(Source data)
..........
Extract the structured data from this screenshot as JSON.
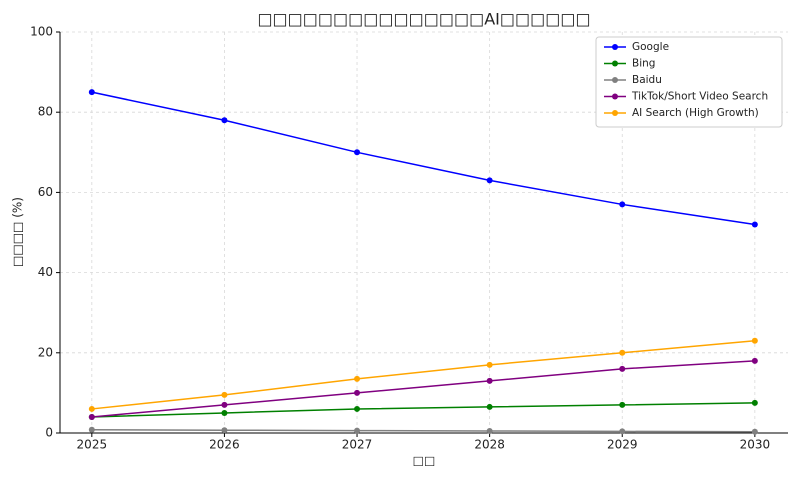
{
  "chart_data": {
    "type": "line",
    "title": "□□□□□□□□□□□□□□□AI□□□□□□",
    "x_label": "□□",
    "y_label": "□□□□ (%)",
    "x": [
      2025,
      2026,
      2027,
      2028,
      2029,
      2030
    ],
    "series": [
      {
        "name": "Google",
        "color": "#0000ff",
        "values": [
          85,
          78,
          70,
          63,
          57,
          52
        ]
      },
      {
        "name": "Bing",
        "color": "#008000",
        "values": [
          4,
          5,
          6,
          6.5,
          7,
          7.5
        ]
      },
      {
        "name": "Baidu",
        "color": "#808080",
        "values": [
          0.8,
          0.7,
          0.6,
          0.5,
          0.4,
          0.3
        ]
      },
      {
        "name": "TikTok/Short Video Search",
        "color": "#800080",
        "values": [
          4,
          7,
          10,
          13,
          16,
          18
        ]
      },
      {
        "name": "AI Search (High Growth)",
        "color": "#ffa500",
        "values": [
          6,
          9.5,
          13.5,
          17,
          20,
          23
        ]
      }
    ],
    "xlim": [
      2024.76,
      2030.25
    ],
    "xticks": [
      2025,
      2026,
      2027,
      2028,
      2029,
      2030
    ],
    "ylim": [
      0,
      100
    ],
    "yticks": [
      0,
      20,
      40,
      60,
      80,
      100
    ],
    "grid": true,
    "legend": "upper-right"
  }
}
..........
WHAT YOU WILL DO
Copy every line above that includes the string "Search".

ANSWER TO THIS TASK
        "name": "TikTok/Short Video Search",
        "name": "AI Search (High Growth)",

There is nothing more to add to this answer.